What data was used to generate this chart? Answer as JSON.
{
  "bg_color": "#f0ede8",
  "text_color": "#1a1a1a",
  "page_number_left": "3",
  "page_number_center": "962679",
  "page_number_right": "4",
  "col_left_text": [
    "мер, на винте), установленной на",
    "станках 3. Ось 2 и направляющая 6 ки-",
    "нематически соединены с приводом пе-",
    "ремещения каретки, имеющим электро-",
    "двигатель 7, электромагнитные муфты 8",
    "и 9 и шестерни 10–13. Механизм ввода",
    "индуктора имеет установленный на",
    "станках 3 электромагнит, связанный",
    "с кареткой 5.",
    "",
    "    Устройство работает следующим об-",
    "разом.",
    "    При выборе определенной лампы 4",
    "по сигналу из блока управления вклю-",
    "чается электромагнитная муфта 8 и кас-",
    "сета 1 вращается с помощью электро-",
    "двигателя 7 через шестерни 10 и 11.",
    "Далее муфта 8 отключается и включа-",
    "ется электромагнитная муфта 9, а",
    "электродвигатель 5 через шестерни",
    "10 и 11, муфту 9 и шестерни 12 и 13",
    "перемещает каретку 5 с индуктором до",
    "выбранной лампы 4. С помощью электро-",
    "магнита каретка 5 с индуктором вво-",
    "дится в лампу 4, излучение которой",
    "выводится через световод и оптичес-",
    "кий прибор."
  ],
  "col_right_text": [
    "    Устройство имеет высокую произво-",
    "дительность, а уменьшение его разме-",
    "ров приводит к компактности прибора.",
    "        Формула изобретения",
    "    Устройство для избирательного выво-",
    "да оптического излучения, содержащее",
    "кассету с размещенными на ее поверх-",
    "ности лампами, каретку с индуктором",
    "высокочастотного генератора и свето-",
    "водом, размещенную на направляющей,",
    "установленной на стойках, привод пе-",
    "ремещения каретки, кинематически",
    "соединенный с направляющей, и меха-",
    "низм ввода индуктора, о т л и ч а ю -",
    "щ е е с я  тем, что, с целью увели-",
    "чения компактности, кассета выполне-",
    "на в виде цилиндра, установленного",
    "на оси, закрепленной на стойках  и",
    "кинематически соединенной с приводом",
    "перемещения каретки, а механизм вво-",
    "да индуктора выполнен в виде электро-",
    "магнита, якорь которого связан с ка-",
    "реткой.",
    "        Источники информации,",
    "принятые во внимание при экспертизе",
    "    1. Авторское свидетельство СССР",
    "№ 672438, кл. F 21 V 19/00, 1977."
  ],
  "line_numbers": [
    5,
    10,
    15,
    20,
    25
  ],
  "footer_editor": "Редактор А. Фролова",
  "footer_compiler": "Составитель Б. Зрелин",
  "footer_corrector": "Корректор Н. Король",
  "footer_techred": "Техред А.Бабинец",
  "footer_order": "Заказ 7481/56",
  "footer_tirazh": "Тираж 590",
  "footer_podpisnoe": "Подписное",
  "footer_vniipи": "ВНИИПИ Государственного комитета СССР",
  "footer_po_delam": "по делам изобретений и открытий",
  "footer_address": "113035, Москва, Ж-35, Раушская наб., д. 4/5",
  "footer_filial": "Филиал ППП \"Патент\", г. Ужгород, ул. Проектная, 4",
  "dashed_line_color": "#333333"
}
....
Objective:
Print the whole listing exactly as it is.

Solution below:
What data was used to generate this chart? Answer as JSON.
{
  "bg_color": "#f0ede8",
  "text_color": "#1a1a1a",
  "page_number_left": "3",
  "page_number_center": "962679",
  "page_number_right": "4",
  "col_left_text": [
    "мер, на винте), установленной на",
    "станках 3. Ось 2 и направляющая 6 ки-",
    "нематически соединены с приводом пе-",
    "ремещения каретки, имеющим электро-",
    "двигатель 7, электромагнитные муфты 8",
    "и 9 и шестерни 10–13. Механизм ввода",
    "индуктора имеет установленный на",
    "станках 3 электромагнит, связанный",
    "с кареткой 5.",
    "",
    "    Устройство работает следующим об-",
    "разом.",
    "    При выборе определенной лампы 4",
    "по сигналу из блока управления вклю-",
    "чается электромагнитная муфта 8 и кас-",
    "сета 1 вращается с помощью электро-",
    "двигателя 7 через шестерни 10 и 11.",
    "Далее муфта 8 отключается и включа-",
    "ется электромагнитная муфта 9, а",
    "электродвигатель 5 через шестерни",
    "10 и 11, муфту 9 и шестерни 12 и 13",
    "перемещает каретку 5 с индуктором до",
    "выбранной лампы 4. С помощью электро-",
    "магнита каретка 5 с индуктором вво-",
    "дится в лампу 4, излучение которой",
    "выводится через световод и оптичес-",
    "кий прибор."
  ],
  "col_right_text": [
    "    Устройство имеет высокую произво-",
    "дительность, а уменьшение его разме-",
    "ров приводит к компактности прибора.",
    "        Формула изобретения",
    "    Устройство для избирательного выво-",
    "да оптического излучения, содержащее",
    "кассету с размещенными на ее поверх-",
    "ности лампами, каретку с индуктором",
    "высокочастотного генератора и свето-",
    "водом, размещенную на направляющей,",
    "установленной на стойках, привод пе-",
    "ремещения каретки, кинематически",
    "соединенный с направляющей, и меха-",
    "низм ввода индуктора, о т л и ч а ю -",
    "щ е е с я  тем, что, с целью увели-",
    "чения компактности, кассета выполне-",
    "на в виде цилиндра, установленного",
    "на оси, закрепленной на стойках  и",
    "кинематически соединенной с приводом",
    "перемещения каретки, а механизм вво-",
    "да индуктора выполнен в виде электро-",
    "магнита, якорь которого связан с ка-",
    "реткой.",
    "        Источники информации,",
    "принятые во внимание при экспертизе",
    "    1. Авторское свидетельство СССР",
    "№ 672438, кл. F 21 V 19/00, 1977."
  ],
  "line_numbers": [
    5,
    10,
    15,
    20,
    25
  ],
  "footer_editor": "Редактор А. Фролова",
  "footer_compiler": "Составитель Б. Зрелин",
  "footer_corrector": "Корректор Н. Король",
  "footer_techred": "Техред А.Бабинец",
  "footer_order": "Заказ 7481/56",
  "footer_tirazh": "Тираж 590",
  "footer_podpisnoe": "Подписное",
  "footer_vniipи": "ВНИИПИ Государственного комитета СССР",
  "footer_po_delam": "по делам изобретений и открытий",
  "footer_address": "113035, Москва, Ж-35, Раушская наб., д. 4/5",
  "footer_filial": "Филиал ППП \"Патент\", г. Ужгород, ул. Проектная, 4",
  "dashed_line_color": "#333333"
}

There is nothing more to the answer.